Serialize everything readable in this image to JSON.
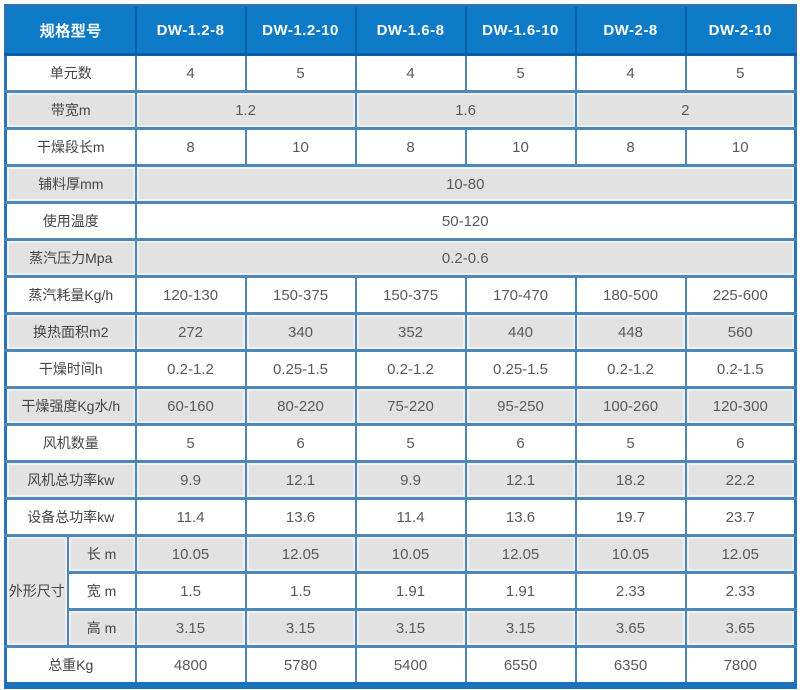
{
  "colors": {
    "header_bg": "#0d7bc7",
    "header_divider": "#0a5fa6",
    "inner_border": "#4d87b8",
    "outer_border": "#2b73b4",
    "bottom_bar": "#1d73ba",
    "gray_cell": "#e2e2e2",
    "white_cell": "#ffffff"
  },
  "table": {
    "corner_label": "规格型号",
    "models": [
      "DW-1.2-8",
      "DW-1.2-10",
      "DW-1.6-8",
      "DW-1.6-10",
      "DW-2-8",
      "DW-2-10"
    ],
    "rows": [
      {
        "label": "单元数",
        "shade": "white",
        "cells": [
          {
            "v": "4"
          },
          {
            "v": "5"
          },
          {
            "v": "4"
          },
          {
            "v": "5"
          },
          {
            "v": "4"
          },
          {
            "v": "5"
          }
        ]
      },
      {
        "label": "带宽m",
        "shade": "gray",
        "cells": [
          {
            "v": "1.2",
            "span": 2
          },
          {
            "v": "1.6",
            "span": 2
          },
          {
            "v": "2",
            "span": 2
          }
        ]
      },
      {
        "label": "干燥段长m",
        "shade": "white",
        "cells": [
          {
            "v": "8"
          },
          {
            "v": "10"
          },
          {
            "v": "8"
          },
          {
            "v": "10"
          },
          {
            "v": "8"
          },
          {
            "v": "10"
          }
        ]
      },
      {
        "label": "铺料厚mm",
        "shade": "gray",
        "cells": [
          {
            "v": "10-80",
            "span": 6
          }
        ]
      },
      {
        "label": "使用温度",
        "shade": "white",
        "cells": [
          {
            "v": "50-120",
            "span": 6
          }
        ]
      },
      {
        "label": "蒸汽压力Mpa",
        "shade": "gray",
        "cells": [
          {
            "v": "0.2-0.6",
            "span": 6
          }
        ]
      },
      {
        "label": "蒸汽耗量Kg/h",
        "shade": "white",
        "cells": [
          {
            "v": "120-130"
          },
          {
            "v": "150-375"
          },
          {
            "v": "150-375"
          },
          {
            "v": "170-470"
          },
          {
            "v": "180-500"
          },
          {
            "v": "225-600"
          }
        ]
      },
      {
        "label": "换热面积m2",
        "shade": "gray",
        "cells": [
          {
            "v": "272"
          },
          {
            "v": "340"
          },
          {
            "v": "352"
          },
          {
            "v": "440"
          },
          {
            "v": "448"
          },
          {
            "v": "560"
          }
        ]
      },
      {
        "label": "干燥时间h",
        "shade": "white",
        "cells": [
          {
            "v": "0.2-1.2"
          },
          {
            "v": "0.25-1.5"
          },
          {
            "v": "0.2-1.2"
          },
          {
            "v": "0.25-1.5"
          },
          {
            "v": "0.2-1.2"
          },
          {
            "v": "0.2-1.5"
          }
        ]
      },
      {
        "label": "干燥强度Kg水/h",
        "shade": "gray",
        "cells": [
          {
            "v": "60-160"
          },
          {
            "v": "80-220"
          },
          {
            "v": "75-220"
          },
          {
            "v": "95-250"
          },
          {
            "v": "100-260"
          },
          {
            "v": "120-300"
          }
        ]
      },
      {
        "label": "风机数量",
        "shade": "white",
        "cells": [
          {
            "v": "5"
          },
          {
            "v": "6"
          },
          {
            "v": "5"
          },
          {
            "v": "6"
          },
          {
            "v": "5"
          },
          {
            "v": "6"
          }
        ]
      },
      {
        "label": "风机总功率kw",
        "shade": "gray",
        "cells": [
          {
            "v": "9.9"
          },
          {
            "v": "12.1"
          },
          {
            "v": "9.9"
          },
          {
            "v": "12.1"
          },
          {
            "v": "18.2"
          },
          {
            "v": "22.2"
          }
        ]
      },
      {
        "label": "设备总功率kw",
        "shade": "white",
        "cells": [
          {
            "v": "11.4"
          },
          {
            "v": "13.6"
          },
          {
            "v": "11.4"
          },
          {
            "v": "13.6"
          },
          {
            "v": "19.7"
          },
          {
            "v": "23.7"
          }
        ]
      },
      {
        "label": "长 m",
        "sub": true,
        "group": {
          "label": "外形尺寸",
          "span": 3
        },
        "shade": "gray",
        "cells": [
          {
            "v": "10.05"
          },
          {
            "v": "12.05"
          },
          {
            "v": "10.05"
          },
          {
            "v": "12.05"
          },
          {
            "v": "10.05"
          },
          {
            "v": "12.05"
          }
        ]
      },
      {
        "label": "宽 m",
        "sub": true,
        "shade": "white",
        "cells": [
          {
            "v": "1.5"
          },
          {
            "v": "1.5"
          },
          {
            "v": "1.91"
          },
          {
            "v": "1.91"
          },
          {
            "v": "2.33"
          },
          {
            "v": "2.33"
          }
        ]
      },
      {
        "label": "高 m",
        "sub": true,
        "shade": "gray",
        "cells": [
          {
            "v": "3.15"
          },
          {
            "v": "3.15"
          },
          {
            "v": "3.15"
          },
          {
            "v": "3.15"
          },
          {
            "v": "3.65"
          },
          {
            "v": "3.65"
          }
        ]
      },
      {
        "label": "总重Kg",
        "shade": "white",
        "cells": [
          {
            "v": "4800"
          },
          {
            "v": "5780"
          },
          {
            "v": "5400"
          },
          {
            "v": "6550"
          },
          {
            "v": "6350"
          },
          {
            "v": "7800"
          }
        ]
      }
    ]
  }
}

*TASK INSTRUCTIONS*
Give the data again exactly as written, with all pictures left out.

*RESULT OF THIS TASK*
Serialize everything readable in this image to JSON.
{
  "colors": {
    "header_bg": "#0d7bc7",
    "header_divider": "#0a5fa6",
    "inner_border": "#4d87b8",
    "outer_border": "#2b73b4",
    "bottom_bar": "#1d73ba",
    "gray_cell": "#e2e2e2",
    "white_cell": "#ffffff"
  },
  "table": {
    "corner_label": "规格型号",
    "models": [
      "DW-1.2-8",
      "DW-1.2-10",
      "DW-1.6-8",
      "DW-1.6-10",
      "DW-2-8",
      "DW-2-10"
    ],
    "rows": [
      {
        "label": "单元数",
        "shade": "white",
        "cells": [
          {
            "v": "4"
          },
          {
            "v": "5"
          },
          {
            "v": "4"
          },
          {
            "v": "5"
          },
          {
            "v": "4"
          },
          {
            "v": "5"
          }
        ]
      },
      {
        "label": "带宽m",
        "shade": "gray",
        "cells": [
          {
            "v": "1.2",
            "span": 2
          },
          {
            "v": "1.6",
            "span": 2
          },
          {
            "v": "2",
            "span": 2
          }
        ]
      },
      {
        "label": "干燥段长m",
        "shade": "white",
        "cells": [
          {
            "v": "8"
          },
          {
            "v": "10"
          },
          {
            "v": "8"
          },
          {
            "v": "10"
          },
          {
            "v": "8"
          },
          {
            "v": "10"
          }
        ]
      },
      {
        "label": "铺料厚mm",
        "shade": "gray",
        "cells": [
          {
            "v": "10-80",
            "span": 6
          }
        ]
      },
      {
        "label": "使用温度",
        "shade": "white",
        "cells": [
          {
            "v": "50-120",
            "span": 6
          }
        ]
      },
      {
        "label": "蒸汽压力Mpa",
        "shade": "gray",
        "cells": [
          {
            "v": "0.2-0.6",
            "span": 6
          }
        ]
      },
      {
        "label": "蒸汽耗量Kg/h",
        "shade": "white",
        "cells": [
          {
            "v": "120-130"
          },
          {
            "v": "150-375"
          },
          {
            "v": "150-375"
          },
          {
            "v": "170-470"
          },
          {
            "v": "180-500"
          },
          {
            "v": "225-600"
          }
        ]
      },
      {
        "label": "换热面积m2",
        "shade": "gray",
        "cells": [
          {
            "v": "272"
          },
          {
            "v": "340"
          },
          {
            "v": "352"
          },
          {
            "v": "440"
          },
          {
            "v": "448"
          },
          {
            "v": "560"
          }
        ]
      },
      {
        "label": "干燥时间h",
        "shade": "white",
        "cells": [
          {
            "v": "0.2-1.2"
          },
          {
            "v": "0.25-1.5"
          },
          {
            "v": "0.2-1.2"
          },
          {
            "v": "0.25-1.5"
          },
          {
            "v": "0.2-1.2"
          },
          {
            "v": "0.2-1.5"
          }
        ]
      },
      {
        "label": "干燥强度Kg水/h",
        "shade": "gray",
        "cells": [
          {
            "v": "60-160"
          },
          {
            "v": "80-220"
          },
          {
            "v": "75-220"
          },
          {
            "v": "95-250"
          },
          {
            "v": "100-260"
          },
          {
            "v": "120-300"
          }
        ]
      },
      {
        "label": "风机数量",
        "shade": "white",
        "cells": [
          {
            "v": "5"
          },
          {
            "v": "6"
          },
          {
            "v": "5"
          },
          {
            "v": "6"
          },
          {
            "v": "5"
          },
          {
            "v": "6"
          }
        ]
      },
      {
        "label": "风机总功率kw",
        "shade": "gray",
        "cells": [
          {
            "v": "9.9"
          },
          {
            "v": "12.1"
          },
          {
            "v": "9.9"
          },
          {
            "v": "12.1"
          },
          {
            "v": "18.2"
          },
          {
            "v": "22.2"
          }
        ]
      },
      {
        "label": "设备总功率kw",
        "shade": "white",
        "cells": [
          {
            "v": "11.4"
          },
          {
            "v": "13.6"
          },
          {
            "v": "11.4"
          },
          {
            "v": "13.6"
          },
          {
            "v": "19.7"
          },
          {
            "v": "23.7"
          }
        ]
      },
      {
        "label": "长 m",
        "sub": true,
        "group": {
          "label": "外形尺寸",
          "span": 3
        },
        "shade": "gray",
        "cells": [
          {
            "v": "10.05"
          },
          {
            "v": "12.05"
          },
          {
            "v": "10.05"
          },
          {
            "v": "12.05"
          },
          {
            "v": "10.05"
          },
          {
            "v": "12.05"
          }
        ]
      },
      {
        "label": "宽 m",
        "sub": true,
        "shade": "white",
        "cells": [
          {
            "v": "1.5"
          },
          {
            "v": "1.5"
          },
          {
            "v": "1.91"
          },
          {
            "v": "1.91"
          },
          {
            "v": "2.33"
          },
          {
            "v": "2.33"
          }
        ]
      },
      {
        "label": "高 m",
        "sub": true,
        "shade": "gray",
        "cells": [
          {
            "v": "3.15"
          },
          {
            "v": "3.15"
          },
          {
            "v": "3.15"
          },
          {
            "v": "3.15"
          },
          {
            "v": "3.65"
          },
          {
            "v": "3.65"
          }
        ]
      },
      {
        "label": "总重Kg",
        "shade": "white",
        "cells": [
          {
            "v": "4800"
          },
          {
            "v": "5780"
          },
          {
            "v": "5400"
          },
          {
            "v": "6550"
          },
          {
            "v": "6350"
          },
          {
            "v": "7800"
          }
        ]
      }
    ]
  }
}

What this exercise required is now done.